_TASK GOAL_
Give every line back verbatim, dropping all images.

_PROVIDED DATA_
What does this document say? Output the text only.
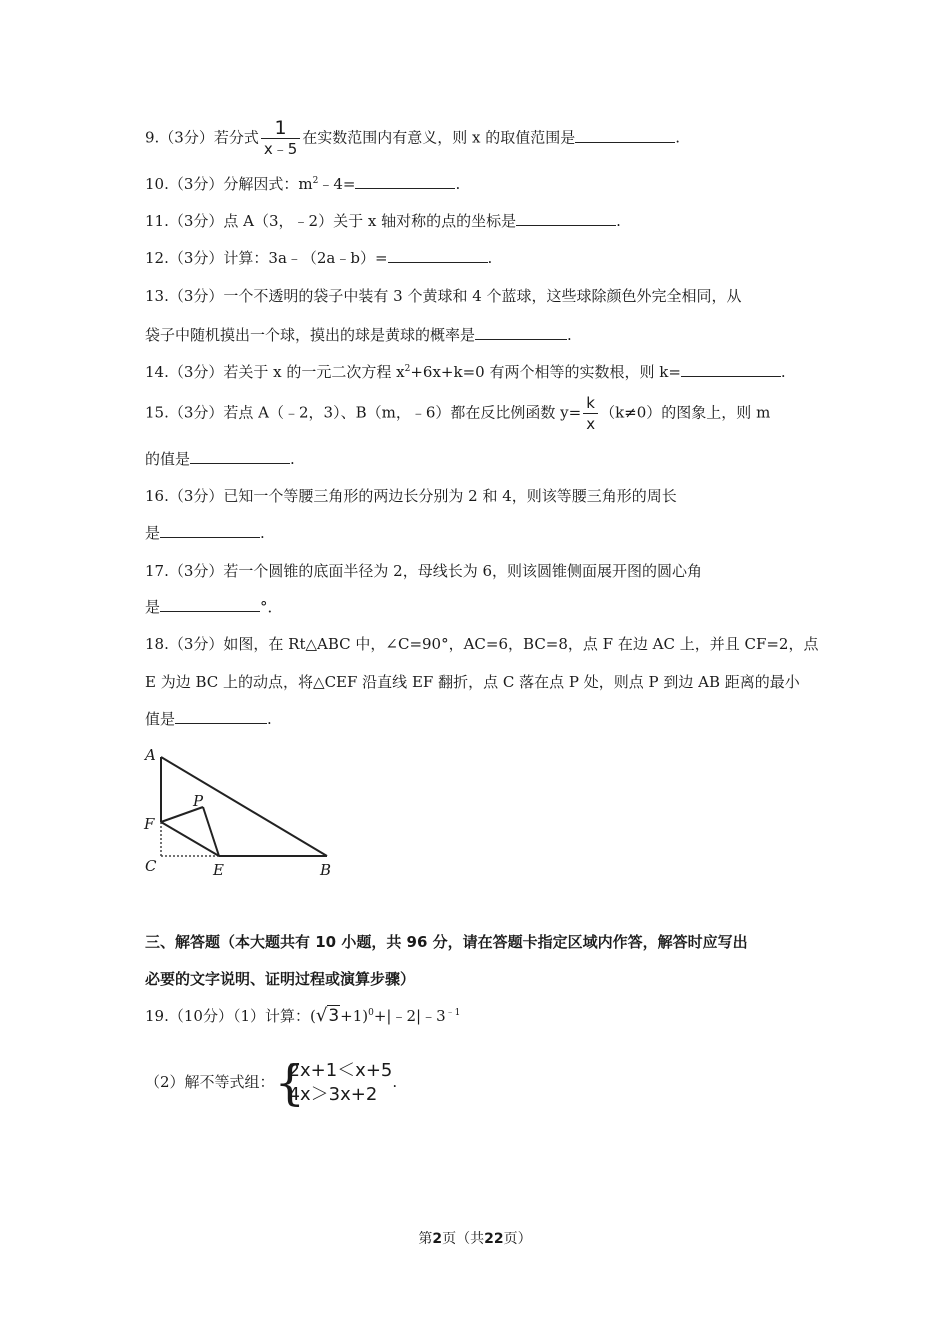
9.（3分）若分式 $\frac{1}{x﹣5}$ 在实数范围内有意义，则 x 的取值范围是	.
10.（3分）分解因式：$m^2﹣4=$	.
11.（3分）点 A（3，﹣2）关于 x 轴对称的点的坐标是	.
12.（3分）计算：3a﹣（2a﹣b）=	.
13.（3分）一个不透明的袋子中装有 3 个黄球和 4 个蓝球，这些球除颜色外完全相同，从
袋子中随机摸出一个球，摸出的球是黄球的概率是	.
14.（3分）若关于 x 的一元二次方程 $x^2+6x+k=0$ 有两个相等的实数根，则 k=	.
15.（3分）若点 A（﹣2，3）、B（m，﹣6）都在反比例函数 $y= \frac{k}{x} (k\ne 0)$的图象上，则 m
的值是	.
16.（3分）已知一个等腰三角形的两边长分别为 2 和 4，则该等腰三角形的周长
是	.
17.（3分）若一个圆锥的底面半径为 2，母线长为 6，则该圆锥侧面展开图的圆心角
是	°．
18.（3分）如图，在 Rt△ABC 中，∠C=90°，AC=6，BC=8，点 F 在边 AC 上，并且 CF=2，点
E 为边 BC 上的动点，将△CEF 沿直线 EF 翻折，点 C 落在点 P 处，则点 P 到边 AB 距离的最小
值是	.
A
P
F
C	E	B
三、解答题（本大题共有 10 小题，共 96 分，请在答题卡指定区域内作答，解答时应写出
必要的文字说明、证明过程或演算步骤）
19.（10分）（1）计算：$(√3+1)^0+|﹣2|﹣3^{﹣1}$
（2）解不等式组： {
2x+1＜x+5
4x＞3x+2
.
第2页（共22页）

_EXERCISE RESPONSE_
What does this document say? Output the text only.
9.（3分）若分式 $\frac{1}{x﹣5}$ 在实数范围内有意义，则 x 的取值范围是	.
10.（3分）分解因式：$m^2﹣4=$	.
11.（3分）点 A（3，﹣2）关于 x 轴对称的点的坐标是	.
12.（3分）计算：3a﹣（2a﹣b）=	.
13.（3分）一个不透明的袋子中装有 3 个黄球和 4 个蓝球，这些球除颜色外完全相同，从
袋子中随机摸出一个球，摸出的球是黄球的概率是	.
14.（3分）若关于 x 的一元二次方程 $x^2+6x+k=0$ 有两个相等的实数根，则 k=	.
15.（3分）若点 A（﹣2，3）、B（m，﹣6）都在反比例函数 $y= \frac{k}{x} (k\ne 0)$的图象上，则 m
的值是	.
16.（3分）已知一个等腰三角形的两边长分别为 2 和 4，则该等腰三角形的周长
是	.
17.（3分）若一个圆锥的底面半径为 2，母线长为 6，则该圆锥侧面展开图的圆心角
是	°．
18.（3分）如图，在 Rt△ABC 中，∠C=90°，AC=6，BC=8，点 F 在边 AC 上，并且 CF=2，点
E 为边 BC 上的动点，将△CEF 沿直线 EF 翻折，点 C 落在点 P 处，则点 P 到边 AB 距离的最小
值是	.
A
P
F
C	E	B
三、解答题（本大题共有 10 小题，共 96 分，请在答题卡指定区域内作答，解答时应写出
必要的文字说明、证明过程或演算步骤）
19.（10分）（1）计算：$(√3+1)^0+|﹣2|﹣3^{﹣1}$
（2）解不等式组： {
2x+1＜x+5
4x＞3x+2
.
第2页（共22页）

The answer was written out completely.